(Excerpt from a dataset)
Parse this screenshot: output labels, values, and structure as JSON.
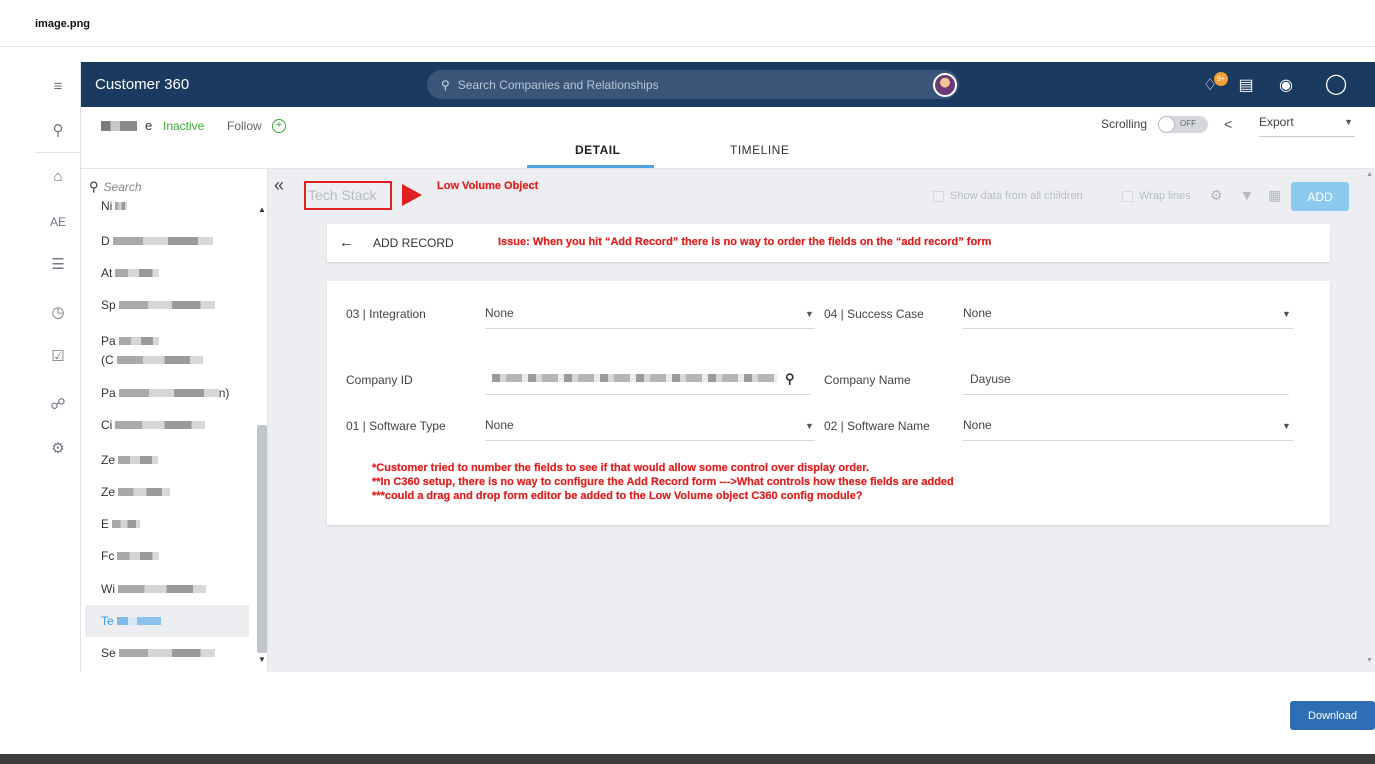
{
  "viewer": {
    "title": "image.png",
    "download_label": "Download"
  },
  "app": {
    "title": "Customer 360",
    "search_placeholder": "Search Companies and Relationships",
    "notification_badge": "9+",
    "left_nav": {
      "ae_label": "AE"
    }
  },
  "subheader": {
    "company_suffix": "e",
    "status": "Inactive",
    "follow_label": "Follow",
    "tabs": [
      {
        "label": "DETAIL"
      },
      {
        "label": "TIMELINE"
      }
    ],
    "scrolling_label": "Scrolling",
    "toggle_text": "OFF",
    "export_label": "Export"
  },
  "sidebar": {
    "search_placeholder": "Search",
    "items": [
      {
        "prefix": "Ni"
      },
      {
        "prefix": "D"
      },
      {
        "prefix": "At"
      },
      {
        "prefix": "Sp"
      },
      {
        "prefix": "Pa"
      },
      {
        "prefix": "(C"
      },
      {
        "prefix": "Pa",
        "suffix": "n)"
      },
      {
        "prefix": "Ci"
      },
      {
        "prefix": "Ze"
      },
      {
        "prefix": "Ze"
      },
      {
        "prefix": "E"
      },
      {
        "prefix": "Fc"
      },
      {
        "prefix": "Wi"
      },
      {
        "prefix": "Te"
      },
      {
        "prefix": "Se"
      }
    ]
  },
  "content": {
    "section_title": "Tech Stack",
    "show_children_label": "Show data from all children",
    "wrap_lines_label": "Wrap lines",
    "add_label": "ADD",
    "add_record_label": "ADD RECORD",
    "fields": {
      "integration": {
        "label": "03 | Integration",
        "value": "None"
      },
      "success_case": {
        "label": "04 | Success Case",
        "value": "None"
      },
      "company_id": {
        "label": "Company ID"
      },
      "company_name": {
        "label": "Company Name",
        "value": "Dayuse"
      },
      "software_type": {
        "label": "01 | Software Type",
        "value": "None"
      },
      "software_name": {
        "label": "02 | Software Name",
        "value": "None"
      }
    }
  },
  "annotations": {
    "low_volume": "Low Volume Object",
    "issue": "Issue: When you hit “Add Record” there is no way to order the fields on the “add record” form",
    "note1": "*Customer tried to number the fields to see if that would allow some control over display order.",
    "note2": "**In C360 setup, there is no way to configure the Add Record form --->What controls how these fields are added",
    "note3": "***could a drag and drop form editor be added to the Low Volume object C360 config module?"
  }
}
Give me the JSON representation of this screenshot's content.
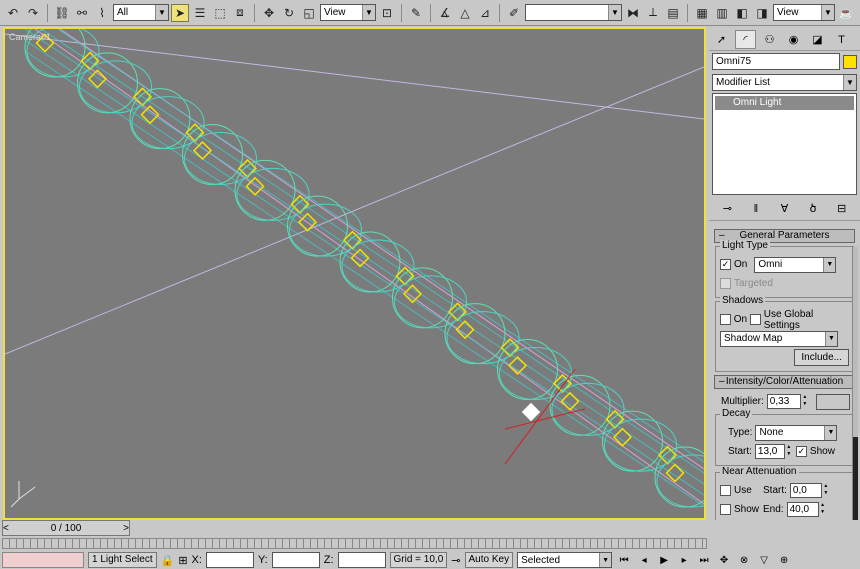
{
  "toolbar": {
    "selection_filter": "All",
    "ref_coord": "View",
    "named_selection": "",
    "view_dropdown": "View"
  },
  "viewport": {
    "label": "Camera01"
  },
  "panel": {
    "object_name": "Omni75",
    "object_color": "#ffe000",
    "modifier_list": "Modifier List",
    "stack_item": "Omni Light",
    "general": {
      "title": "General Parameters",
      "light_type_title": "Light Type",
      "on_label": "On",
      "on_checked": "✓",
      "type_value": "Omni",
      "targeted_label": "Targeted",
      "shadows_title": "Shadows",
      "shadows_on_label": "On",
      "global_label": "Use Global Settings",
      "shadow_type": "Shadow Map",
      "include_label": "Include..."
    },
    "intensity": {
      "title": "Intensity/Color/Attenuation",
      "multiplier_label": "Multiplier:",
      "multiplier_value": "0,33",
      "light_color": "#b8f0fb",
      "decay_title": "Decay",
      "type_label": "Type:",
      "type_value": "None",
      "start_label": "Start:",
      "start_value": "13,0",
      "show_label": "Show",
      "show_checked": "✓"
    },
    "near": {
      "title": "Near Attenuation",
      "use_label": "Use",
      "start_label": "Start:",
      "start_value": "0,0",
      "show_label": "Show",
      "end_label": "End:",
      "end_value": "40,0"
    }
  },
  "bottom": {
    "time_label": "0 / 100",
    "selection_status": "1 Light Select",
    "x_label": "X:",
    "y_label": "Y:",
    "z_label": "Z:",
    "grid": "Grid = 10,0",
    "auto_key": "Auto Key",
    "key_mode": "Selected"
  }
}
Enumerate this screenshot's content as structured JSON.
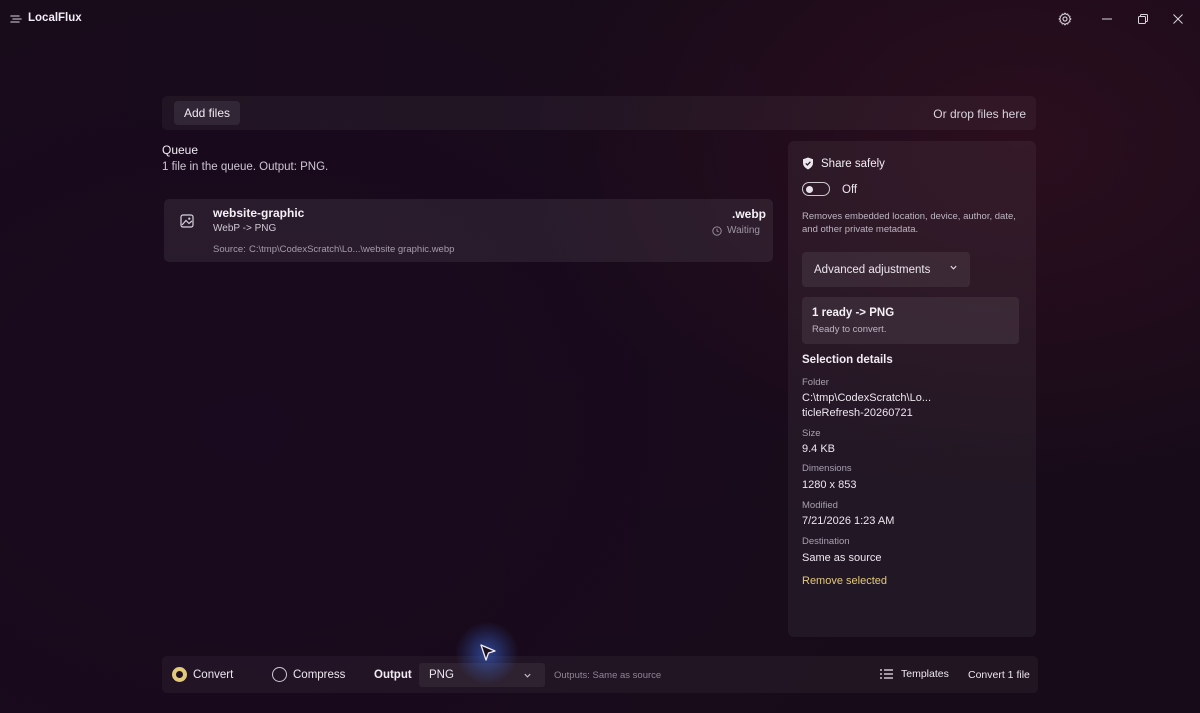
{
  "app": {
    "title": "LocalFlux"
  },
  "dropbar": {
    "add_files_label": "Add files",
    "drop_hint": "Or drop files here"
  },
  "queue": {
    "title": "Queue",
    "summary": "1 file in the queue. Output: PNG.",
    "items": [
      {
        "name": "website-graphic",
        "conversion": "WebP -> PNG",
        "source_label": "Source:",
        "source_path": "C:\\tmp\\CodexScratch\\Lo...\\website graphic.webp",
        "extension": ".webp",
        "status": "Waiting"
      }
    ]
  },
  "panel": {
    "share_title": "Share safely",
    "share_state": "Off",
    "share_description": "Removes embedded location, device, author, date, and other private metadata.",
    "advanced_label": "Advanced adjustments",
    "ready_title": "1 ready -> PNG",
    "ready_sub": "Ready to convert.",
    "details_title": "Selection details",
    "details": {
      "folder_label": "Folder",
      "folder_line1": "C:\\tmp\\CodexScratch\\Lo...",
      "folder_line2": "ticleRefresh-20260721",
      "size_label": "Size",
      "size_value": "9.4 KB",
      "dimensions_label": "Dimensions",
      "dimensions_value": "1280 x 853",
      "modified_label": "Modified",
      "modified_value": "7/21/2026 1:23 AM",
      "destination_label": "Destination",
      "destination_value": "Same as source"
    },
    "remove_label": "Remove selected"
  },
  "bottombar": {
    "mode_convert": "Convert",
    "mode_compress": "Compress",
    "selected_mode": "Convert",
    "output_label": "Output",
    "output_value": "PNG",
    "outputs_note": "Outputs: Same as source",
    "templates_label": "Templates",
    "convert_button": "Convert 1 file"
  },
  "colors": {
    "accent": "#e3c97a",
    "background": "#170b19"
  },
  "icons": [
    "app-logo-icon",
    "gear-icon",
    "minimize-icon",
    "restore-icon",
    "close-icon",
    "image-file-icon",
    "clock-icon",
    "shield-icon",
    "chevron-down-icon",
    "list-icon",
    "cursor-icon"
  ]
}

■ Short task
Say how many lines in the records above hold "order", and give no other text.

■ Task answer
2